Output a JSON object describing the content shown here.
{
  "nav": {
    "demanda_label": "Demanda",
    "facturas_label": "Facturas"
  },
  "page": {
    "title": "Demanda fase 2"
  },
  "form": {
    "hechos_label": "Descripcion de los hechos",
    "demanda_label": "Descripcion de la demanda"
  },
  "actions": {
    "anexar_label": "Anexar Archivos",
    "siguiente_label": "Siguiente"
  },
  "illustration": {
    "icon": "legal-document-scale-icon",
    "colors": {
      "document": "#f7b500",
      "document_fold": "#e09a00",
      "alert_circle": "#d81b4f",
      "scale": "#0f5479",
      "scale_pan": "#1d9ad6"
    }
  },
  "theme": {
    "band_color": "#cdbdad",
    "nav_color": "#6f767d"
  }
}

+-------+

§ Challenge: Repeat every record exactly as written, please.

§ Full response:
Output a JSON object describing the content shown here.
{
  "nav": {
    "demanda_label": "Demanda",
    "facturas_label": "Facturas"
  },
  "page": {
    "title": "Demanda fase 2"
  },
  "form": {
    "hechos_label": "Descripcion de los hechos",
    "demanda_label": "Descripcion de la demanda"
  },
  "actions": {
    "anexar_label": "Anexar Archivos",
    "siguiente_label": "Siguiente"
  },
  "illustration": {
    "icon": "legal-document-scale-icon",
    "colors": {
      "document": "#f7b500",
      "document_fold": "#e09a00",
      "alert_circle": "#d81b4f",
      "scale": "#0f5479",
      "scale_pan": "#1d9ad6"
    }
  },
  "theme": {
    "band_color": "#cdbdad",
    "nav_color": "#6f767d"
  }
}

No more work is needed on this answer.